— START SUPPLIED MATERIAL —

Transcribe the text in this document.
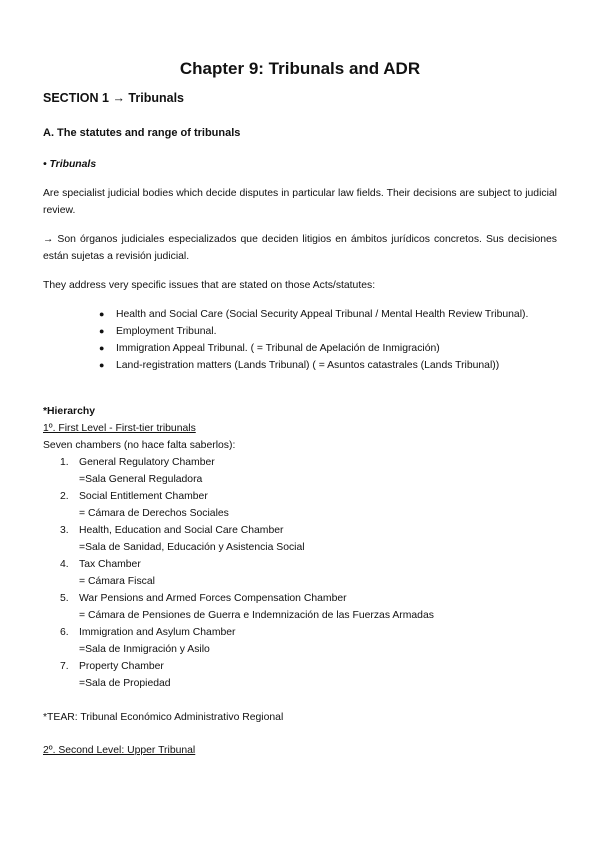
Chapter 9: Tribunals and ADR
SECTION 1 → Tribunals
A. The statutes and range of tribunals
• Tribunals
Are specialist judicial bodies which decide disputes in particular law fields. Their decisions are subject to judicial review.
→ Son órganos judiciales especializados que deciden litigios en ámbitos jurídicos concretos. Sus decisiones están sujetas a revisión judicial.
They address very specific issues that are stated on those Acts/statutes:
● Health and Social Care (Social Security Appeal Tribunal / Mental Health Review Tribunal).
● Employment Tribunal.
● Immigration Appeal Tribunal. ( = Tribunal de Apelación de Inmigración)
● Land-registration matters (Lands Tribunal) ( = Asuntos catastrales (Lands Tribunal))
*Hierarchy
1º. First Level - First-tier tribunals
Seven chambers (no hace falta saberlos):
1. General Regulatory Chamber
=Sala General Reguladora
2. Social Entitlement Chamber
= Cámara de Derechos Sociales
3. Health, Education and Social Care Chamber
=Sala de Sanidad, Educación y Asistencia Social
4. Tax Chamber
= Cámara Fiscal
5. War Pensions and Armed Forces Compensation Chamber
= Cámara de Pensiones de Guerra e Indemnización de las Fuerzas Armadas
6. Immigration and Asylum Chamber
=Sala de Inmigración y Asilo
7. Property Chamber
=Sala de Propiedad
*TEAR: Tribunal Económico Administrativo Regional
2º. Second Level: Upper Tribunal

— END SUPPLIED MATERIAL —

__SET EXERCISE__
Reproduce the entries above without change, omitting all pictures.

__RESULT OF THE EXERCISE__
Transcribe the text in this document.
Chapter 9: Tribunals and ADR
SECTION 1 → Tribunals
A. The statutes and range of tribunals
• Tribunals
Are specialist judicial bodies which decide disputes in particular law fields. Their decisions are subject to judicial review.
→ Son órganos judiciales especializados que deciden litigios en ámbitos jurídicos concretos. Sus decisiones están sujetas a revisión judicial.
They address very specific issues that are stated on those Acts/statutes:
● Health and Social Care (Social Security Appeal Tribunal / Mental Health Review Tribunal).
● Employment Tribunal.
● Immigration Appeal Tribunal. ( = Tribunal de Apelación de Inmigración)
● Land-registration matters (Lands Tribunal) ( = Asuntos catastrales (Lands Tribunal))
*Hierarchy
1º. First Level - First-tier tribunals
Seven chambers (no hace falta saberlos):
1. General Regulatory Chamber
=Sala General Reguladora
2. Social Entitlement Chamber
= Cámara de Derechos Sociales
3. Health, Education and Social Care Chamber
=Sala de Sanidad, Educación y Asistencia Social
4. Tax Chamber
= Cámara Fiscal
5. War Pensions and Armed Forces Compensation Chamber
= Cámara de Pensiones de Guerra e Indemnización de las Fuerzas Armadas
6. Immigration and Asylum Chamber
=Sala de Inmigración y Asilo
7. Property Chamber
=Sala de Propiedad
*TEAR: Tribunal Económico Administrativo Regional
2º. Second Level: Upper Tribunal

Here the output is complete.